Exercise details: Restate the entries below verbatim.

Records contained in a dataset
________________________

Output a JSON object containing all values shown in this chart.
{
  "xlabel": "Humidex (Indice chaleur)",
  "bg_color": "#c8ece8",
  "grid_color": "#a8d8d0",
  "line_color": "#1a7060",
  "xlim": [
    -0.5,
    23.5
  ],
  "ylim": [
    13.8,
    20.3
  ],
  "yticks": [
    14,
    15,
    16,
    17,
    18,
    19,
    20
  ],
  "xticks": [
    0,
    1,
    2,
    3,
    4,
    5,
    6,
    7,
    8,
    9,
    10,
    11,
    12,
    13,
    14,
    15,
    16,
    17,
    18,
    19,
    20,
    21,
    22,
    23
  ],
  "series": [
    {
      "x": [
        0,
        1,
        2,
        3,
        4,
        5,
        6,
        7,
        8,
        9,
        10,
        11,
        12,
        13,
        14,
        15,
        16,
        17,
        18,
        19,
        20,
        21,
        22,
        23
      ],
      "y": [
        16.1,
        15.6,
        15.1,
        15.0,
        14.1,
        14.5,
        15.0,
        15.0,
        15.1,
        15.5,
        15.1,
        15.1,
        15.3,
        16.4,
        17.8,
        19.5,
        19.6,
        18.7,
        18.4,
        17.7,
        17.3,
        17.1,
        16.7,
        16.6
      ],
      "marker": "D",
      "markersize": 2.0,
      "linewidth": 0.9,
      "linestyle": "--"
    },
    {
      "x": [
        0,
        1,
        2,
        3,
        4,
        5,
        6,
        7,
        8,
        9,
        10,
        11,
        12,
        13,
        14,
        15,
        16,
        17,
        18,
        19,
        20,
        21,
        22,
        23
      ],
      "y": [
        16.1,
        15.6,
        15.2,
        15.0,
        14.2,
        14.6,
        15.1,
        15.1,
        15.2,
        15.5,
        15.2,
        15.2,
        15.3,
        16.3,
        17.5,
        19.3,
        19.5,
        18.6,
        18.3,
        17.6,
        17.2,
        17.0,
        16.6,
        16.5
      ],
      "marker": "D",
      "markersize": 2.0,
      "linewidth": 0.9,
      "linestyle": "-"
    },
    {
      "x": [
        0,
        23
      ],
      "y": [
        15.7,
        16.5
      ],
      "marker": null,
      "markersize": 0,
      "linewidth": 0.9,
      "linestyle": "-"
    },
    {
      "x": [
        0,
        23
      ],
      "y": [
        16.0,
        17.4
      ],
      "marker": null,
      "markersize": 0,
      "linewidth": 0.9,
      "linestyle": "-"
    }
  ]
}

________________________

The result:
Output a JSON object containing all values shown in this chart.
{
  "xlabel": "Humidex (Indice chaleur)",
  "bg_color": "#c8ece8",
  "grid_color": "#a8d8d0",
  "line_color": "#1a7060",
  "xlim": [
    -0.5,
    23.5
  ],
  "ylim": [
    13.8,
    20.3
  ],
  "yticks": [
    14,
    15,
    16,
    17,
    18,
    19,
    20
  ],
  "xticks": [
    0,
    1,
    2,
    3,
    4,
    5,
    6,
    7,
    8,
    9,
    10,
    11,
    12,
    13,
    14,
    15,
    16,
    17,
    18,
    19,
    20,
    21,
    22,
    23
  ],
  "series": [
    {
      "x": [
        0,
        1,
        2,
        3,
        4,
        5,
        6,
        7,
        8,
        9,
        10,
        11,
        12,
        13,
        14,
        15,
        16,
        17,
        18,
        19,
        20,
        21,
        22,
        23
      ],
      "y": [
        16.1,
        15.6,
        15.1,
        15.0,
        14.1,
        14.5,
        15.0,
        15.0,
        15.1,
        15.5,
        15.1,
        15.1,
        15.3,
        16.4,
        17.8,
        19.5,
        19.6,
        18.7,
        18.4,
        17.7,
        17.3,
        17.1,
        16.7,
        16.6
      ],
      "marker": "D",
      "markersize": 2.0,
      "linewidth": 0.9,
      "linestyle": "--"
    },
    {
      "x": [
        0,
        1,
        2,
        3,
        4,
        5,
        6,
        7,
        8,
        9,
        10,
        11,
        12,
        13,
        14,
        15,
        16,
        17,
        18,
        19,
        20,
        21,
        22,
        23
      ],
      "y": [
        16.1,
        15.6,
        15.2,
        15.0,
        14.2,
        14.6,
        15.1,
        15.1,
        15.2,
        15.5,
        15.2,
        15.2,
        15.3,
        16.3,
        17.5,
        19.3,
        19.5,
        18.6,
        18.3,
        17.6,
        17.2,
        17.0,
        16.6,
        16.5
      ],
      "marker": "D",
      "markersize": 2.0,
      "linewidth": 0.9,
      "linestyle": "-"
    },
    {
      "x": [
        0,
        23
      ],
      "y": [
        15.7,
        16.5
      ],
      "marker": null,
      "markersize": 0,
      "linewidth": 0.9,
      "linestyle": "-"
    },
    {
      "x": [
        0,
        23
      ],
      "y": [
        16.0,
        17.4
      ],
      "marker": null,
      "markersize": 0,
      "linewidth": 0.9,
      "linestyle": "-"
    }
  ]
}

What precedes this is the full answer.